**TASK SET**.
1. Answer these about the essay on grieving mothers below:
(a) How old was the writer's eldest child at death?
(b) What does the essay advise someone who has never lost a child to do if they feel they must say something?
(c) What three things does a grieving mother not want to hear about where her child is or what her child is doing now?
2. In the essay on grieving mothers below, repeat everything from "A grieving mother does not agree" down to "watching over her." word for word.

**EXCERPTED PASSAGE**.
By Wendy UsherPublished 6 years ago 6 min read

My eldest child died two years ago. He was 27.

I'm in a few online groups that deal with grieving for a child, grieving for an adult child, etc.

A recurring theme seems to be people responding inappropriately or in a way that's entirely lacking in compassion towards grieving mothers. And I get it: It's really really hard to be around someone in so much pain.

Here's the thing, though: For a grieving mother, that pain is now a permanent fixture in her life. There will never be a time when a grieving mother will say, "okay I'm finished grieving for my child" or, "I have finally healed from the loss of my child" or, "Andy is right. I'm glad it was that child that died, and not the successful/smart/attractive/sober/responsible/healthy child(ren)" or, "thank goodness my grief is finished...I was really worried about what everyone was thinking about me while that was going on" or, "I'm sure glad everyone who claimed to care about me has left me alone since my child died" or, "gosh, I guess Sally really does know how I feel because her parent/sibling/friend/spouse/pet/plant died last week" or any of the heartless, thoughtless, allegedly well-intentioned things people say to grieving mothers.

Women are the strongest, most resilient, compassionate, wise, and powerful people on the planet.

Mothers are all of that times a zillion.

GRIEVING mothers are all of that times infinity. But we are also terrified and lost and angry and suddenly very, very painfully aware of our mortality and of how raw human emotions can be.

If you have never lost a child, particularly a grown one, and you feel you simply must say something, please just offer your condolences and move on. There is nothing you can say, no matter how good your intentions.

A grieving mother will not hear your words of what you believe to be wisdom about grief based on your experience of losing literally anyone or anything other than a child.

A grieving mother does not agree that you know how she feels because of your losses, unless you have lost a child.

A grieving mother of an adult child does not agree that you know how she feels because of your loss of your very young child. She still feels your pain, and acknowledges it, and wishes she could take it away for you, but where you spent hours, days, weeks, months, or a few years raising that human, she spent decades...and maybe that human had humans of their own, which adds a whole other layer to all of it. She reached the point in her child's life where she could see her child learning from his or her mistakes and she got to see the promise of her child maybe choosing a different path the next time, and then never getting that chance.

A grieving mother does not want to hear that her child is at peace now, or in a better place, or watching over her.

A grieving mother does not want to hear if onlys and what ifs and should haves and could haves.

**RECORD EXTRACTS**.

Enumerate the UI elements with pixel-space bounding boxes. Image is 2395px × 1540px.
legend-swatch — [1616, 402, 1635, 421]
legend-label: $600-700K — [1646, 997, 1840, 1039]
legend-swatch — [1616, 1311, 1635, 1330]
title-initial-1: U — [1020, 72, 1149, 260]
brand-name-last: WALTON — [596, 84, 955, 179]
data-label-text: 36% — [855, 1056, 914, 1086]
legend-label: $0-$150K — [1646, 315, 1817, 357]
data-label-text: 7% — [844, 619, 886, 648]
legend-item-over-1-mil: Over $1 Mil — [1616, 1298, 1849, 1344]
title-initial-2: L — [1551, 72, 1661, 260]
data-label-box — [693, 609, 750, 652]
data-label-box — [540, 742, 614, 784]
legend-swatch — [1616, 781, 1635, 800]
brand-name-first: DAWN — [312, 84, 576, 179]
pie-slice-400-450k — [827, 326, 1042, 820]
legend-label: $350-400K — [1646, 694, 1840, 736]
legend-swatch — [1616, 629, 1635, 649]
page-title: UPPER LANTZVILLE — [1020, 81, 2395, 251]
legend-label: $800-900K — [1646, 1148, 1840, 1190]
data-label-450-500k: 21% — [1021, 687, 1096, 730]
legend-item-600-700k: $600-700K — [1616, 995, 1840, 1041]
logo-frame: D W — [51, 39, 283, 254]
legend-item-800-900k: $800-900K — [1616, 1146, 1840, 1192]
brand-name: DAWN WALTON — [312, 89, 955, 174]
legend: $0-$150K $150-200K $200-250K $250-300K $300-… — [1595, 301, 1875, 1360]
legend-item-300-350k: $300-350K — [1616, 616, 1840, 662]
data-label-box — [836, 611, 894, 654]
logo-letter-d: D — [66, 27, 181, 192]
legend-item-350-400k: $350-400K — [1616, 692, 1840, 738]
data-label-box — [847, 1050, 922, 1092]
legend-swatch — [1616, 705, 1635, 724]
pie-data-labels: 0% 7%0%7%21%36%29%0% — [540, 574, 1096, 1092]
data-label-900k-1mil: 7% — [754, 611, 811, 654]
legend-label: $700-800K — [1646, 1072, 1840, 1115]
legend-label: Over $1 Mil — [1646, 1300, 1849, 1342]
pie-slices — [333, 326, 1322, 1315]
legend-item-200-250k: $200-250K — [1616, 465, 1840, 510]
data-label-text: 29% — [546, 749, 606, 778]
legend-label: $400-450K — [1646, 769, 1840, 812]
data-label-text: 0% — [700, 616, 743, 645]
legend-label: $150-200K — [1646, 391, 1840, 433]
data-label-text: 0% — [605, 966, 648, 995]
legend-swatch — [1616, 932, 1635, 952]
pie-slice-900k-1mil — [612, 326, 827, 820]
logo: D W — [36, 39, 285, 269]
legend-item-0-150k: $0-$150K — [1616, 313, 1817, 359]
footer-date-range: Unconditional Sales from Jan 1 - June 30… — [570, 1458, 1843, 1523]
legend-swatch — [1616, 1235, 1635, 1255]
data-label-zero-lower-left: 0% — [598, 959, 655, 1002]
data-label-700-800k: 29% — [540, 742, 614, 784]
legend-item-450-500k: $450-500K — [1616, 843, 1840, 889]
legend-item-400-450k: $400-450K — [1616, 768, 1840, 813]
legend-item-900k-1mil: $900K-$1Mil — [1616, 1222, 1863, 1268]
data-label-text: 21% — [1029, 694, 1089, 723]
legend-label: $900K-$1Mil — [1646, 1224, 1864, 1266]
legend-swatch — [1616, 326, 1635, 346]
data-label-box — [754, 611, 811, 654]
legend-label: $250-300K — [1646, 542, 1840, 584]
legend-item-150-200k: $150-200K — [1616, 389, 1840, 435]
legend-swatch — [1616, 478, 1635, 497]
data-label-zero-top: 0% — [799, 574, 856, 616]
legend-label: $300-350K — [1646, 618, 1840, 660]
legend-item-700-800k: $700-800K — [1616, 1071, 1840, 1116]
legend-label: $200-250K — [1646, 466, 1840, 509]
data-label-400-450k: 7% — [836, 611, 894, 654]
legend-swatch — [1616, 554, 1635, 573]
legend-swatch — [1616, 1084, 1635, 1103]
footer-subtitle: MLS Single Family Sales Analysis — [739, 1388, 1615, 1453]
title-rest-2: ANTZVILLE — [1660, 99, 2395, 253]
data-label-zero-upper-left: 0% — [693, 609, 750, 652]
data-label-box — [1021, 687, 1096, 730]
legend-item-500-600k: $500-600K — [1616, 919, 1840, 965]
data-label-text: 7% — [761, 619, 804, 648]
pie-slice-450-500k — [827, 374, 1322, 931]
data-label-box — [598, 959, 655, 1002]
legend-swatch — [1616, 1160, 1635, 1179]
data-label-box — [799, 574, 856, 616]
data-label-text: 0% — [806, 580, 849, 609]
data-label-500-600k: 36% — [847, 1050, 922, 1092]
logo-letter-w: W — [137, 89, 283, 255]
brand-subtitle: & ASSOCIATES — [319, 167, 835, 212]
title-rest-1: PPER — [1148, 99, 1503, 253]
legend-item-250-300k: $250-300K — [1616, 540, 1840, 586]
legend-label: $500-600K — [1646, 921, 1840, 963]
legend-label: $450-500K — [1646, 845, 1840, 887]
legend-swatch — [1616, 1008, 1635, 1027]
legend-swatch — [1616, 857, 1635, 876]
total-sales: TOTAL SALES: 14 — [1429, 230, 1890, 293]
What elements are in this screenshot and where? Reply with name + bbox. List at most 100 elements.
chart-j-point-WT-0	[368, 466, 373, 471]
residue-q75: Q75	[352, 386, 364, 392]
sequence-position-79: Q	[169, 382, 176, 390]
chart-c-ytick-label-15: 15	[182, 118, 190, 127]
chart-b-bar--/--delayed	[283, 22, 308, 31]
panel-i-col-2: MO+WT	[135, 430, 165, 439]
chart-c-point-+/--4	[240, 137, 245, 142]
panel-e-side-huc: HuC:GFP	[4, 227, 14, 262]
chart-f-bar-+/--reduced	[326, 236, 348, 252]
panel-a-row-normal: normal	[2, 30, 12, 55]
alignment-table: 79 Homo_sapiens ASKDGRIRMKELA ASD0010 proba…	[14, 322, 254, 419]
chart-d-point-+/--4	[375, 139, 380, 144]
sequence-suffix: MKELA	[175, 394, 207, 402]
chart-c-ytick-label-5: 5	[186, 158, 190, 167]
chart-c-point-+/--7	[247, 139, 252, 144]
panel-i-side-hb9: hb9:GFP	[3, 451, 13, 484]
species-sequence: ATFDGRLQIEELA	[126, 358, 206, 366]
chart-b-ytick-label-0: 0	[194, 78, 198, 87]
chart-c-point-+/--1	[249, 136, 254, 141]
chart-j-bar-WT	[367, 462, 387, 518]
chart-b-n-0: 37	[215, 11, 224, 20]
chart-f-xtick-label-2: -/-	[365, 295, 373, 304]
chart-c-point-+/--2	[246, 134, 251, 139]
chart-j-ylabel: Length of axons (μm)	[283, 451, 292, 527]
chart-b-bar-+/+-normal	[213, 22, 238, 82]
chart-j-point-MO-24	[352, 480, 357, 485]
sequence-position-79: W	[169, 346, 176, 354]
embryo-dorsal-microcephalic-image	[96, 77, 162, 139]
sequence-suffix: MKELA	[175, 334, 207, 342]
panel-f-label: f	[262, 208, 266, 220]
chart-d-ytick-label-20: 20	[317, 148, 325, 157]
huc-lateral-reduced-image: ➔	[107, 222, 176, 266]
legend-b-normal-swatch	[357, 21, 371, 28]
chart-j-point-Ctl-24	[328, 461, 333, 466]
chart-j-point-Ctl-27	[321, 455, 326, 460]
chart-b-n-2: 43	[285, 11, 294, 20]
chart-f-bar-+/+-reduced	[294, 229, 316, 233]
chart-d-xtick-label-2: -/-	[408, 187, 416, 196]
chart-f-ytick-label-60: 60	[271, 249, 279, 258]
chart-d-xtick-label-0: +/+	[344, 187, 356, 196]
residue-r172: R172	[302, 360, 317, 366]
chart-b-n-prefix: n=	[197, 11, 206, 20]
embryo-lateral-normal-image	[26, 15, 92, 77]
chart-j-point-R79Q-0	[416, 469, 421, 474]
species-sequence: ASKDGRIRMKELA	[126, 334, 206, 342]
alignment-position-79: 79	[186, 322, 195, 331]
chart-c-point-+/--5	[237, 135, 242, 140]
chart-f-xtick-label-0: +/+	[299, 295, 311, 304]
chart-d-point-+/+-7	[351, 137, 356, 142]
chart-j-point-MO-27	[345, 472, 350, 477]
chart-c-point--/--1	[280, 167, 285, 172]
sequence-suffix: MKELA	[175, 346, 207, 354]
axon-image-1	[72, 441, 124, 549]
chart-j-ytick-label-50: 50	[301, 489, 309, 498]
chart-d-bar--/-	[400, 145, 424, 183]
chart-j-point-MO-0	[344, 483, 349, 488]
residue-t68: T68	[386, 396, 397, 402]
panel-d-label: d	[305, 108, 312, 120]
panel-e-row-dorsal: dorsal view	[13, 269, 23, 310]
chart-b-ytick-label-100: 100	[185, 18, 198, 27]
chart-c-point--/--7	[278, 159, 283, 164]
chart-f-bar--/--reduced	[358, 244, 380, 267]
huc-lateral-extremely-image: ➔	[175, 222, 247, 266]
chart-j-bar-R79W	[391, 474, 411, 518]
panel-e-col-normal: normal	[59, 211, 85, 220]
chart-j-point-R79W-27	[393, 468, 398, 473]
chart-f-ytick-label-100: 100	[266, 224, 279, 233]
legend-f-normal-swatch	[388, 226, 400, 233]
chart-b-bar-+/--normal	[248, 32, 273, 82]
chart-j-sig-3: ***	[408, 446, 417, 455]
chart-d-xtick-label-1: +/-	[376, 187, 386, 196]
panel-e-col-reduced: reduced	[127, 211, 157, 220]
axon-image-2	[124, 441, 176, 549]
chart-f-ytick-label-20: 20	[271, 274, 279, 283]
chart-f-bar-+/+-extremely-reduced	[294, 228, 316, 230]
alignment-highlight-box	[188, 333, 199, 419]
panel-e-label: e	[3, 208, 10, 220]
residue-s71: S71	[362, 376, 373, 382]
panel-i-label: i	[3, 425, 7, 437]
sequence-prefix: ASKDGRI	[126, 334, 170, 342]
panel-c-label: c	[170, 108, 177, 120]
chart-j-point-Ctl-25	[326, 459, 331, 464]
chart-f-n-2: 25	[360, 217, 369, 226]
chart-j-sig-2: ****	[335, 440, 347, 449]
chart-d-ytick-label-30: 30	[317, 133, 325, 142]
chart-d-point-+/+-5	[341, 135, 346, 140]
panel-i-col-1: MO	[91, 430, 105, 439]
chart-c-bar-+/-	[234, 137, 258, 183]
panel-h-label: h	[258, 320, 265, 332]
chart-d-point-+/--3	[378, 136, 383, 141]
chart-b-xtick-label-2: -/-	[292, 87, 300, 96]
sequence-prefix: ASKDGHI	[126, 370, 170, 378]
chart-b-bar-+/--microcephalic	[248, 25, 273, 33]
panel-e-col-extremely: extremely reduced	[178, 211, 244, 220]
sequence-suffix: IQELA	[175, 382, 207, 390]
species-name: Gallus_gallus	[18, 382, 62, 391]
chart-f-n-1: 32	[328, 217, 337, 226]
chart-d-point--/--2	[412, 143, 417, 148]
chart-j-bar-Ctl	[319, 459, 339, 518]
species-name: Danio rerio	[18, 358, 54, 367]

**THE ANSWERS**.
1.
(a) 27.
(b) Offer condolences and move on.
(c) That her child is at peace now, in a better place, or watching over her.

2.
A grieving mother does not agree that you know how she feels because of your losses, unless you have lost a child.

A grieving mother of an adult child does not agree that you know how she feels because of your loss of your very young child. She still feels your pain, and acknowledges it, and wishes she could take it away for you, but where you spent hours, days, weeks, months, or a few years raising that human, she spent decades...and maybe that human had humans of their own, which adds a whole other layer to all of it. She reached the point in her child's life where she could see her child learning from his or her mistakes and she got to see the promise of her child maybe choosing a different path the next time, and then never getting that chance.

A grieving mother does not want to hear that her child is at peace now, or in a better place, or watching over her.